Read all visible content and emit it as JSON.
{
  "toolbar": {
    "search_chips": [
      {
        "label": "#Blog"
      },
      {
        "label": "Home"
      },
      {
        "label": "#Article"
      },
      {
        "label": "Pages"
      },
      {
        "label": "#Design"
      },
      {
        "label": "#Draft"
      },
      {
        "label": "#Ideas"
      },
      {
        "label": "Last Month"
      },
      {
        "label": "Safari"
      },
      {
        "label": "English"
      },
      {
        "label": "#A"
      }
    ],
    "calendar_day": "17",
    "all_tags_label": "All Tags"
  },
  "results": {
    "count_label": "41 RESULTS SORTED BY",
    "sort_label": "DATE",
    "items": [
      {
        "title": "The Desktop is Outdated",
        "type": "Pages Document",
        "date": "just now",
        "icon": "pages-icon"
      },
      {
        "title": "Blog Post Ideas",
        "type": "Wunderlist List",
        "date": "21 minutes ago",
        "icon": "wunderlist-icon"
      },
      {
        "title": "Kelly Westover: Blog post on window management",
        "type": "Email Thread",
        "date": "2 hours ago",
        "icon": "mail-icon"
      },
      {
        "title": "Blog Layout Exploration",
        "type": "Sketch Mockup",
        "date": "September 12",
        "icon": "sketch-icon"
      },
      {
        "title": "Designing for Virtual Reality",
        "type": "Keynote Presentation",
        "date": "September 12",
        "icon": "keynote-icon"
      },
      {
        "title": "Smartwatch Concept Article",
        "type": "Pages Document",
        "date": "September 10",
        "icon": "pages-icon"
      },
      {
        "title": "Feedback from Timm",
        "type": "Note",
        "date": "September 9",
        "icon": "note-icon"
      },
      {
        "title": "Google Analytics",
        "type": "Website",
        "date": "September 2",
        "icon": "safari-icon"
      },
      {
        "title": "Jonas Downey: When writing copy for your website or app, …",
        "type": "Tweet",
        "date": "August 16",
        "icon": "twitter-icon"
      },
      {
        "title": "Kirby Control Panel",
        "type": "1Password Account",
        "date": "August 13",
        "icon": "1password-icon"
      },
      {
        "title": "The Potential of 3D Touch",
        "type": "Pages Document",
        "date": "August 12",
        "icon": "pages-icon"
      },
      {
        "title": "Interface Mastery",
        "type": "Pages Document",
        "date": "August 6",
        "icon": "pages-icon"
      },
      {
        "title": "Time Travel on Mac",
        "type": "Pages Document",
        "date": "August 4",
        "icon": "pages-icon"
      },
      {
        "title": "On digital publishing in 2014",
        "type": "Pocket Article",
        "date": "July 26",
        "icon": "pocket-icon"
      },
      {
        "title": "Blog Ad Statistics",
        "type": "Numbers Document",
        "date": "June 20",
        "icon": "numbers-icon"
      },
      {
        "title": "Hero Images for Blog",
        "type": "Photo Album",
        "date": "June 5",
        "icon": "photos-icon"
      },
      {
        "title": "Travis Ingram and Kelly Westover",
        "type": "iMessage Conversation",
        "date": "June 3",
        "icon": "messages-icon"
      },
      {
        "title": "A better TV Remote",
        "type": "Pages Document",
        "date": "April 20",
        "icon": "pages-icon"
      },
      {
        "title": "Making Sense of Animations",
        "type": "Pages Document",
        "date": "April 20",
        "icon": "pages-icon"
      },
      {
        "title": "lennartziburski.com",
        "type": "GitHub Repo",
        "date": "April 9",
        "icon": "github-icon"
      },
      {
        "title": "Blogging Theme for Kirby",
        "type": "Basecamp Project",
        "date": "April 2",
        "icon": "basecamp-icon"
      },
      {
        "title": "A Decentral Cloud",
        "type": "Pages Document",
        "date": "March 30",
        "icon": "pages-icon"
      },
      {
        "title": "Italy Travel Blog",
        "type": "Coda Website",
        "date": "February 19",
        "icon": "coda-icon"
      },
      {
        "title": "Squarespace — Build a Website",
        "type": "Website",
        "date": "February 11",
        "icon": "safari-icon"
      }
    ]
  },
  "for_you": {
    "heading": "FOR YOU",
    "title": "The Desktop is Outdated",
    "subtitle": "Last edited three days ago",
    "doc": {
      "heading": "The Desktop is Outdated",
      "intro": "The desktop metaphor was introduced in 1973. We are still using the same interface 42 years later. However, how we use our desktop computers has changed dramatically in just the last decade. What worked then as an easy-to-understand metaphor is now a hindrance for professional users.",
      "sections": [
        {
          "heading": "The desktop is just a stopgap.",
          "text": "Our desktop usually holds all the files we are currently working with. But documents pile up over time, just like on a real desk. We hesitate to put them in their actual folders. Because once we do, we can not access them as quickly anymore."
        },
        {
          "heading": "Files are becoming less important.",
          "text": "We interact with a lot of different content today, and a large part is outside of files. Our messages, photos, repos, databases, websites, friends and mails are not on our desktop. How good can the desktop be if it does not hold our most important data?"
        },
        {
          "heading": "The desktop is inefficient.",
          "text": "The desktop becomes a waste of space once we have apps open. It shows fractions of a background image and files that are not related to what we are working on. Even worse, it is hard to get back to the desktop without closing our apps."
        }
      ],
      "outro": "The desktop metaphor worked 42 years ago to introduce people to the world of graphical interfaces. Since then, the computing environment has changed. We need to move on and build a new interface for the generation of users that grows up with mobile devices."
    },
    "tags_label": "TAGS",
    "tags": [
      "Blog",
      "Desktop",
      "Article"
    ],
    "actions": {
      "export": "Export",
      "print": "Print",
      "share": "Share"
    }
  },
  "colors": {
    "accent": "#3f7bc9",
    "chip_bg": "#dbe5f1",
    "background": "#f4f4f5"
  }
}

# STATED PROBLEM
Check each line of the entries above, and show every one holding the word "Kelly".

# SOLUTION TO THIS TASK
        "title": "Kelly Westover: Blog post on window management",
        "title": "Travis Ingram and Kelly Westover",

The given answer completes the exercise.